## Stated goal:
Find each line with the word "JSON" and copy it.

## Dataset:
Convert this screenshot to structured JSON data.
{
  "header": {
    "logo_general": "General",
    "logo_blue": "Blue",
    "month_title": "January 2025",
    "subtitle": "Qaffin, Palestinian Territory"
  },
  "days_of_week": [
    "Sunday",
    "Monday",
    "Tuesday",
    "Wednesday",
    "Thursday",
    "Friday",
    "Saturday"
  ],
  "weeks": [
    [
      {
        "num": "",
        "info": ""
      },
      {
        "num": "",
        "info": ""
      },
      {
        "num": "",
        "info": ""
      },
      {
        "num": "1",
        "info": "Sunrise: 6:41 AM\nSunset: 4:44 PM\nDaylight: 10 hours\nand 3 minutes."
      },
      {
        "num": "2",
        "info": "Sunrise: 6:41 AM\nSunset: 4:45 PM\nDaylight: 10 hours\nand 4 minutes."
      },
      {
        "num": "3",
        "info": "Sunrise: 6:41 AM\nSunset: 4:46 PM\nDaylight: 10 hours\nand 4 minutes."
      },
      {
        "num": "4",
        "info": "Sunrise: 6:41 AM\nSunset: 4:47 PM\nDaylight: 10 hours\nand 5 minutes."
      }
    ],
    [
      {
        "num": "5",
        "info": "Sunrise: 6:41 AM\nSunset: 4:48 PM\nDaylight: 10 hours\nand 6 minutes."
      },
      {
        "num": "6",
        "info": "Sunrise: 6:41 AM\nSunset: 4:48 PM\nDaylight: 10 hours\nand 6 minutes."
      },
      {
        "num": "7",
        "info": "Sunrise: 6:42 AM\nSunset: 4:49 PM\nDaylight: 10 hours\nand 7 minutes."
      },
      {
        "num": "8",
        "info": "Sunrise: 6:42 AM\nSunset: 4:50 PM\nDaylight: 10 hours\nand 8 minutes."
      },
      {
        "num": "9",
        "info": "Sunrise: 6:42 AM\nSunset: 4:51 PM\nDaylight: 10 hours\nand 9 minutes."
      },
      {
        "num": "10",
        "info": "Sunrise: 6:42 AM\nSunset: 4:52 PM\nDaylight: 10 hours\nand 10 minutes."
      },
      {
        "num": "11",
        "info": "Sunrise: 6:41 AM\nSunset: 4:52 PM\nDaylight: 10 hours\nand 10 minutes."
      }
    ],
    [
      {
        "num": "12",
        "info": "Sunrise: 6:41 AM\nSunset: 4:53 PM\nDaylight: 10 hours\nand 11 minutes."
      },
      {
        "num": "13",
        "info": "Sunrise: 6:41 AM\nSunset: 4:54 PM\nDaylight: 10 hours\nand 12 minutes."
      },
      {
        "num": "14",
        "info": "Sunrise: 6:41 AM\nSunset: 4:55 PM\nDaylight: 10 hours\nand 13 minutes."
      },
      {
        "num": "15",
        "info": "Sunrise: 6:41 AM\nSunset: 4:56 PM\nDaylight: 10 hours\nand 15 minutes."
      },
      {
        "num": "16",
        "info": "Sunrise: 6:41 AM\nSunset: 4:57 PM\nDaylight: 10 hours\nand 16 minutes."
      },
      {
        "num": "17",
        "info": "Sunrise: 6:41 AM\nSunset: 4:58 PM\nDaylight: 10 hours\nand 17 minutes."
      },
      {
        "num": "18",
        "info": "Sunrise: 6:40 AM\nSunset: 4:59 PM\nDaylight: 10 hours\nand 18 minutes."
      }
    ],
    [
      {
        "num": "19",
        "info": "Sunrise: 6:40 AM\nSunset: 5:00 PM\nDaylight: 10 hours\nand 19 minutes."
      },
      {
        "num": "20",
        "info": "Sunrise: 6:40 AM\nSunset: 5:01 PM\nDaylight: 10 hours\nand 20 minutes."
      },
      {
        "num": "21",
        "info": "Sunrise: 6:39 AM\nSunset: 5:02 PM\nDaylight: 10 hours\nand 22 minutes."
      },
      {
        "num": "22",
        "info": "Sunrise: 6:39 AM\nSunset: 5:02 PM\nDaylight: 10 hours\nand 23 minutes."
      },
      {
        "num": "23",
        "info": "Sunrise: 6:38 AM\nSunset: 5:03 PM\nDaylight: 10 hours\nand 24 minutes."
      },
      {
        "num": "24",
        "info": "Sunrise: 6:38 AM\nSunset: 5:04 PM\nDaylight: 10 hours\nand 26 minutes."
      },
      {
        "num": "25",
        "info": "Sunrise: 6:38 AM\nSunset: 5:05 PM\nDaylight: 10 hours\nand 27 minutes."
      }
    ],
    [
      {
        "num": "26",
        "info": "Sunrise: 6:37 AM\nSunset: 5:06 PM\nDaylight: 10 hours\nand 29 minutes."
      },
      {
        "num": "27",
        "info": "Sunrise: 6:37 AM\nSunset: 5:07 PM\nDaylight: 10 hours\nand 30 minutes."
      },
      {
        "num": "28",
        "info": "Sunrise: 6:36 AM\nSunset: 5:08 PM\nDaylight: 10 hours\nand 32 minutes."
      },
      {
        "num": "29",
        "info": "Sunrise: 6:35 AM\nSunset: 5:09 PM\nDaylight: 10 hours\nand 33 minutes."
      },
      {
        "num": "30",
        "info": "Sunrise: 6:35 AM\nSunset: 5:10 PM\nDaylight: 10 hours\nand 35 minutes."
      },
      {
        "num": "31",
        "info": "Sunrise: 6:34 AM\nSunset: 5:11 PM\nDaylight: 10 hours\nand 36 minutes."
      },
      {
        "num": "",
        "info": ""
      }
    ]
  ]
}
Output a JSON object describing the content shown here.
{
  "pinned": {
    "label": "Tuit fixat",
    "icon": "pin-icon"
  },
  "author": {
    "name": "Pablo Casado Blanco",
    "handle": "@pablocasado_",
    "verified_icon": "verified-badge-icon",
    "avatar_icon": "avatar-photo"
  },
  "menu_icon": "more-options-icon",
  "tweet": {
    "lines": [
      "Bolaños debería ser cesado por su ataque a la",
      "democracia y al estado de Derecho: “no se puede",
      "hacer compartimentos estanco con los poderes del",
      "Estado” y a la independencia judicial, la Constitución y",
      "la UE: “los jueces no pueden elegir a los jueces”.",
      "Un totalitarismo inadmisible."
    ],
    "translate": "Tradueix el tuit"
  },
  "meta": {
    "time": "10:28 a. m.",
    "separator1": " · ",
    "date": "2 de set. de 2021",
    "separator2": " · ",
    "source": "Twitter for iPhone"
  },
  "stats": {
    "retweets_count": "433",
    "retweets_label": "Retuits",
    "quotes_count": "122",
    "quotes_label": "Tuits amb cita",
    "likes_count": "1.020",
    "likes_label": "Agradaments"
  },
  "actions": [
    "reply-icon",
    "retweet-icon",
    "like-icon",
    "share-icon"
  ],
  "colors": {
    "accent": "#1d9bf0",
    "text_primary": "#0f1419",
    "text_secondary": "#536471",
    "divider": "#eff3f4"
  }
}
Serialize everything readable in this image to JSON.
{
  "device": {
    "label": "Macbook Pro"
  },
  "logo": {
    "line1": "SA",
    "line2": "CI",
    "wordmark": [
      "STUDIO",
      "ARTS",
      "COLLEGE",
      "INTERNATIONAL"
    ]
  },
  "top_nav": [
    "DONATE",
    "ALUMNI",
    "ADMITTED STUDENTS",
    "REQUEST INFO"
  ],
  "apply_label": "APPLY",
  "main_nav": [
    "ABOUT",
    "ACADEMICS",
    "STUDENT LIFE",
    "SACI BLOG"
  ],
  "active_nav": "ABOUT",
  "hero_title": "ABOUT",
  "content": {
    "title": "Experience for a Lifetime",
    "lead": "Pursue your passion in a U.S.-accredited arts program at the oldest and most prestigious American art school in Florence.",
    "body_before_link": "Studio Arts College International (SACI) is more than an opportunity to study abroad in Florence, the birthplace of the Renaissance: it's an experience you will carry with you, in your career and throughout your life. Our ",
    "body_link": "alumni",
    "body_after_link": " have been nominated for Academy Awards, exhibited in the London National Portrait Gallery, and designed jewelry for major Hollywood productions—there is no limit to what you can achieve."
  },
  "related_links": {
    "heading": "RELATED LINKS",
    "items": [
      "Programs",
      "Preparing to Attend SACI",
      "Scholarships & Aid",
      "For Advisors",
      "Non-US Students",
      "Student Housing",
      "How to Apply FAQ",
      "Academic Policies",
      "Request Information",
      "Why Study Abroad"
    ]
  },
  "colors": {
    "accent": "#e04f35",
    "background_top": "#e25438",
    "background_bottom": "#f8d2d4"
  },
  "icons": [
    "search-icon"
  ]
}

## Reply to the exercise:
Convert this screenshot to structured JSON data.
Output a JSON object describing the content shown here.
Serialize everything readable in this image to JSON.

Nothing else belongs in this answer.